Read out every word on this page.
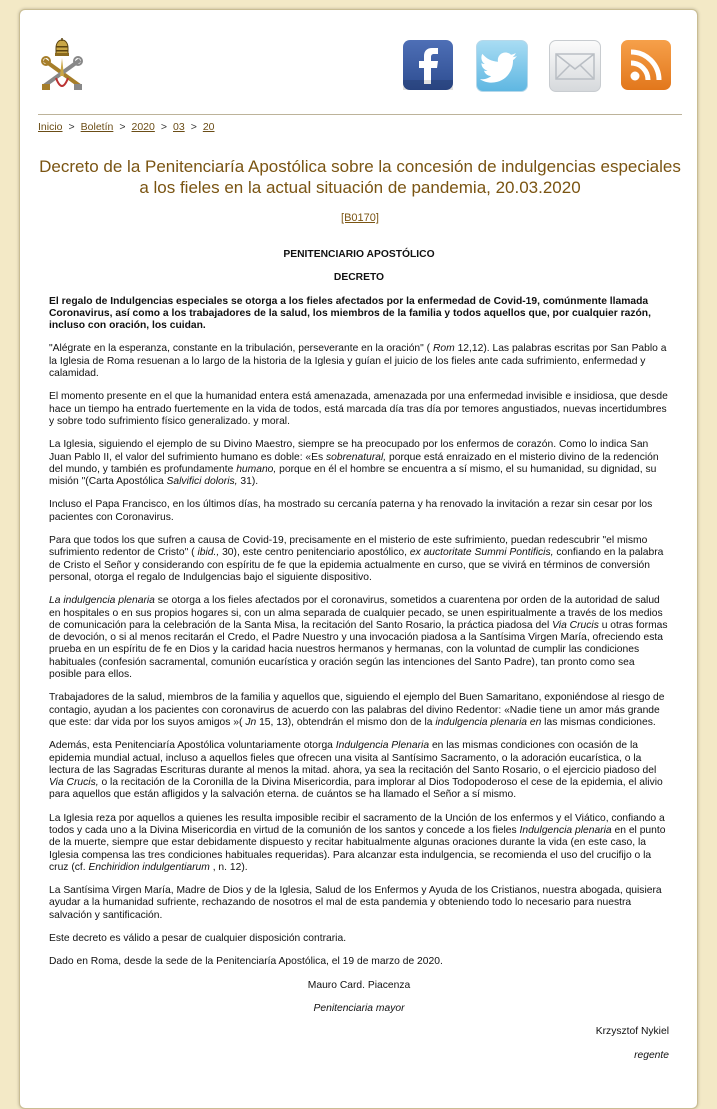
Inicio > Boletín > 2020 > 03 > 20
Decreto de la Penitenciaría Apostólica sobre la concesión de indulgencias especiales a los fieles en la actual situación de pandemia, 20.03.2020
[B0170]

PENITENCIARIO APOSTÓLICO

DECRETO

El regalo de Indulgencias especiales se otorga a los fieles afectados por la enfermedad de Covid-19, comúnmente llamada Coronavirus, así como a los trabajadores de la salud, los miembros de la familia y todos aquellos que, por cualquier razón, incluso con oración, los cuidan.

"Alégrate en la esperanza, constante en la tribulación, perseverante en la oración" ( Rom 12,12). Las palabras escritas por San Pablo a la Iglesia de Roma resuenan a lo largo de la historia de la Iglesia y guían el juicio de los fieles ante cada sufrimiento, enfermedad y calamidad.

El momento presente en el que la humanidad entera está amenazada, amenazada por una enfermedad invisible e insidiosa, que desde hace un tiempo ha entrado fuertemente en la vida de todos, está marcada día tras día por temores angustiados, nuevas incertidumbres y sobre todo sufrimiento físico generalizado. y moral.

La Iglesia, siguiendo el ejemplo de su Divino Maestro, siempre se ha preocupado por los enfermos de corazón. Como lo indica San Juan Pablo II, el valor del sufrimiento humano es doble: «Es sobrenatural, porque está enraizado en el misterio divino de la redención del mundo, y también es profundamente humano, porque en él el hombre se encuentra a sí mismo, el su humanidad, su dignidad, su misión "(Carta Apostólica Salvifici doloris, 31).

Incluso el Papa Francisco, en los últimos días, ha mostrado su cercanía paterna y ha renovado la invitación a rezar sin cesar por los pacientes con Coronavirus.

Para que todos los que sufren a causa de Covid-19, precisamente en el misterio de este sufrimiento, puedan redescubrir "el mismo sufrimiento redentor de Cristo" ( ibid., 30), este centro penitenciario apostólico, ex auctoritate Summi Pontificis, confiando en la palabra de Cristo el Señor y considerando con espíritu de fe que la epidemia actualmente en curso, que se vivirá en términos de conversión personal, otorga el regalo de Indulgencias bajo el siguiente dispositivo.

La indulgencia plenaria se otorga a los fieles afectados por el coronavirus, sometidos a cuarentena por orden de la autoridad de salud en hospitales o en sus propios hogares si, con un alma separada de cualquier pecado, se unen espiritualmente a través de los medios de comunicación para la celebración de la Santa Misa, la recitación del Santo Rosario, la práctica piadosa del Via Crucis u otras formas de devoción, o si al menos recitarán el Credo, el Padre Nuestro y una invocación piadosa a la Santísima Virgen María, ofreciendo esta prueba en un espíritu de fe en Dios y la caridad hacia nuestros hermanos y hermanas, con la voluntad de cumplir las condiciones habituales (confesión sacramental, comunión eucarística y oración según las intenciones del Santo Padre), tan pronto como sea posible para ellos.

Trabajadores de la salud, miembros de la familia y aquellos que, siguiendo el ejemplo del Buen Samaritano, exponiéndose al riesgo de contagio, ayudan a los pacientes con coronavirus de acuerdo con las palabras del divino Redentor: «Nadie tiene un amor más grande que este: dar vida por los suyos amigos »( Jn 15, 13), obtendrán el mismo don de la indulgencia plenaria en las mismas condiciones.

Además, esta Penitenciaría Apostólica voluntariamente otorga Indulgencia Plenaria en las mismas condiciones con ocasión de la epidemia mundial actual, incluso a aquellos fieles que ofrecen una visita al Santísimo Sacramento, o la adoración eucarística, o la lectura de las Sagradas Escrituras durante al menos la mitad. ahora, ya sea la recitación del Santo Rosario, o el ejercicio piadoso del Via Crucis, o la recitación de la Coronilla de la Divina Misericordia, para implorar al Dios Todopoderoso el cese de la epidemia, el alivio para aquellos que están afligidos y la salvación eterna. de cuántos se ha llamado el Señor a sí mismo.

La Iglesia reza por aquellos a quienes les resulta imposible recibir el sacramento de la Unción de los enfermos y el Viático, confiando a todos y cada uno a la Divina Misericordia en virtud de la comunión de los santos y concede a los fieles Indulgencia plenaria en el punto de la muerte, siempre que estar debidamente dispuesto y recitar habitualmente algunas oraciones durante la vida (en este caso, la Iglesia compensa las tres condiciones habituales requeridas). Para alcanzar esta indulgencia, se recomienda el uso del crucifijo o la cruz (cf. Enchiridion indulgentiarum , n. 12).

La Santísima Virgen María, Madre de Dios y de la Iglesia, Salud de los Enfermos y Ayuda de los Cristianos, nuestra abogada, quisiera ayudar a la humanidad sufriente, rechazando de nosotros el mal de esta pandemia y obteniendo todo lo necesario para nuestra salvación y santificación.

Este decreto es válido a pesar de cualquier disposición contraria.

Dado en Roma, desde la sede de la Penitenciaría Apostólica, el 19 de marzo de 2020.

Mauro Card. Piacenza

Penitenciaria mayor

Krzysztof Nykiel

regente
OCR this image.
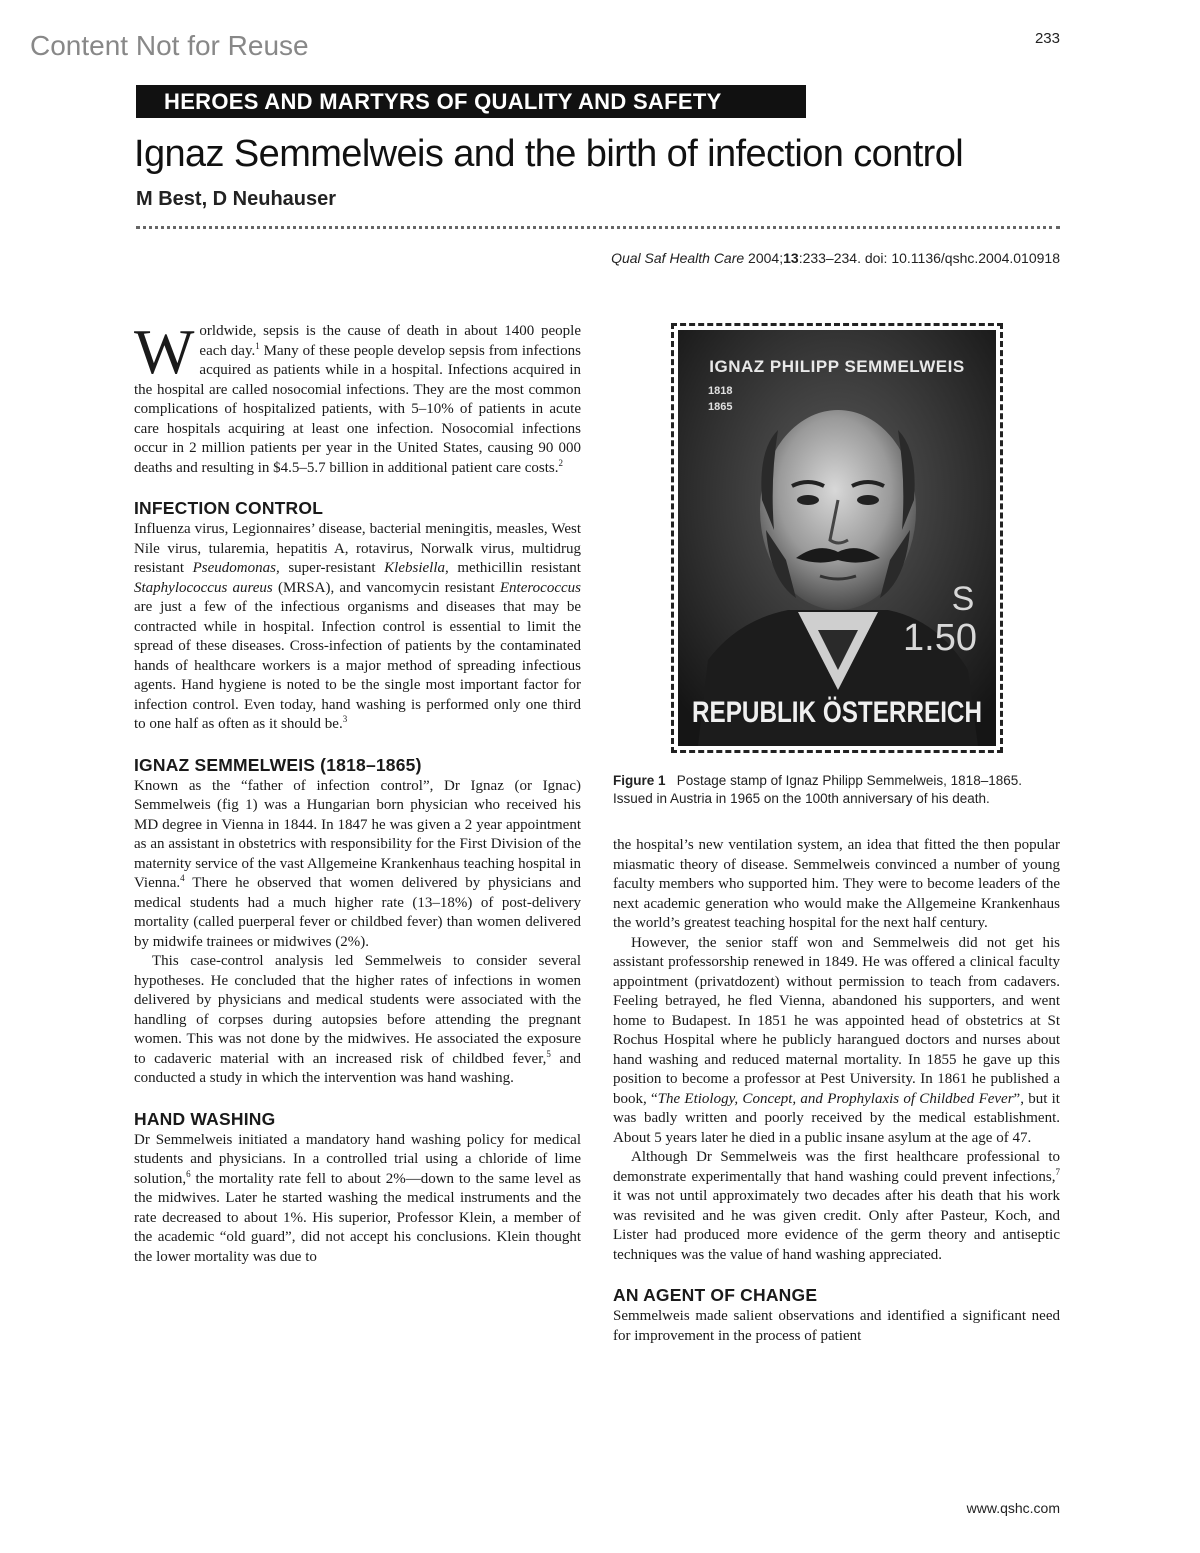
Content Not for Reuse	233
HEROES AND MARTYRS OF QUALITY AND SAFETY
Ignaz Semmelweis and the birth of infection control
M Best, D Neuhauser
Qual Saf Health Care 2004;13:233–234. doi: 10.1136/qshc.2004.010918

Worldwide, sepsis is the cause of death in about 1400 people each day.$^1$ Many of these people develop sepsis from infections acquired as patients while in a hospital. Infections acquired in the hospital are called nosocomial infections. They are the most common complications of hospitalized patients, with 5–10% of patients in acute care hospitals acquiring at least one infection. Nosocomial infections occur in 2 million patients per year in the United States, causing 90 000 deaths and resulting in $4.5–5.7 billion in additional patient care costs.$^2$

INFECTION CONTROL

Influenza virus, Legionnaires’ disease, bacterial meningitis, measles, West Nile virus, tularemia, hepatitis A, rotavirus, Norwalk virus, multidrug resistant Pseudomonas, super-resistant Klebsiella, methicillin resistant Staphylococcus aureus (MRSA), and vancomycin resistant Enterococcus are just a few of the infectious organisms and diseases that may be contracted while in hospital. Infection control is essential to limit the spread of these diseases. Cross-infection of patients by the contaminated hands of healthcare workers is a major method of spreading infectious agents. Hand hygiene is noted to be the single most important factor for infection control. Even today, hand washing is performed only one third to one half as often as it should be.$^3$

IGNAZ SEMMELWEIS (1818–1865)

Known as the “father of infection control”, Dr Ignaz (or Ignac) Semmelweis (fig 1) was a Hungarian born physician who received his MD degree in Vienna in 1844. In 1847 he was given a 2 year appointment as an assistant in obstetrics with responsibility for the First Division of the maternity service of the vast Allgemeine Krankenhaus teaching hospital in Vienna.$^4$ There he observed that women delivered by physicians and medical students had a much higher rate (13–18%) of post-delivery mortality (called puerperal fever or childbed fever) than women delivered by midwife trainees or midwives (2%).

This case-control analysis led Semmelweis to consider several hypotheses. He concluded that the higher rates of infections in women delivered by physicians and medical students were associated with the handling of corpses during autopsies before attending the pregnant women. This was not done by the midwives. He associated the exposure to cadaveric material with an increased risk of childbed fever,$^5$ and conducted a study in which the intervention was hand washing.

HAND WASHING

Dr Semmelweis initiated a mandatory hand washing policy for medical students and physicians. In a controlled trial using a chloride of lime solution,$^6$ the mortality rate fell to about 2%—down to the same level as the midwives. Later he started washing the medical instruments and the rate decreased to about 1%. His superior, Professor Klein, a member of the academic “old guard”, did not accept his conclusions. Klein thought the lower mortality was due to

IGNAZ PHILIPP SEMMELWEIS
1818
1865
S
1.50
REPUBLIK ÖSTERREICH
Figure 1 Postage stamp of Ignaz Philipp Semmelweis, 1818–1865. Issued in Austria in 1965 on the 100th anniversary of his death.

the hospital’s new ventilation system, an idea that fitted the then popular miasmatic theory of disease. Semmelweis convinced a number of young faculty members who supported him. They were to become leaders of the next academic generation who would make the Allgemeine Krankenhaus the world’s greatest teaching hospital for the next half century.

However, the senior staff won and Semmelweis did not get his assistant professorship renewed in 1849. He was offered a clinical faculty appointment (privatdozent) without permission to teach from cadavers. Feeling betrayed, he fled Vienna, abandoned his supporters, and went home to Budapest. In 1851 he was appointed head of obstetrics at St Rochus Hospital where he publicly harangued doctors and nurses about hand washing and reduced maternal mortality. In 1855 he gave up this position to become a professor at Pest University. In 1861 he published a book, “The Etiology, Concept, and Prophylaxis of Childbed Fever”, but it was badly written and poorly received by the medical establishment. About 5 years later he died in a public insane asylum at the age of 47.

Although Dr Semmelweis was the first healthcare professional to demonstrate experimentally that hand washing could prevent infections,$^7$ it was not until approximately two decades after his death that his work was revisited and he was given credit. Only after Pasteur, Koch, and Lister had produced more evidence of the germ theory and antiseptic techniques was the value of hand washing appreciated.

AN AGENT OF CHANGE

Semmelweis made salient observations and identified a significant need for improvement in the process of patient

www.qshc.com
◇ ◇ ◇ ◇ ◇
## What is needed
From the records, copy out each line that includes the string "desde".

## Answer
El momento presente en el que la humanidad entera está amenazada, amenazada por una enfermedad invisible e insidiosa, que desde hace un tiempo ha entrado fuertemente en la vida de todos, está marcada día tras día por temores angustiados, nuevas incertidumbres y sobre todo sufrimiento físico generalizado. y moral.
Dado en Roma, desde la sede de la Penitenciaría Apostólica, el 19 de marzo de 2020.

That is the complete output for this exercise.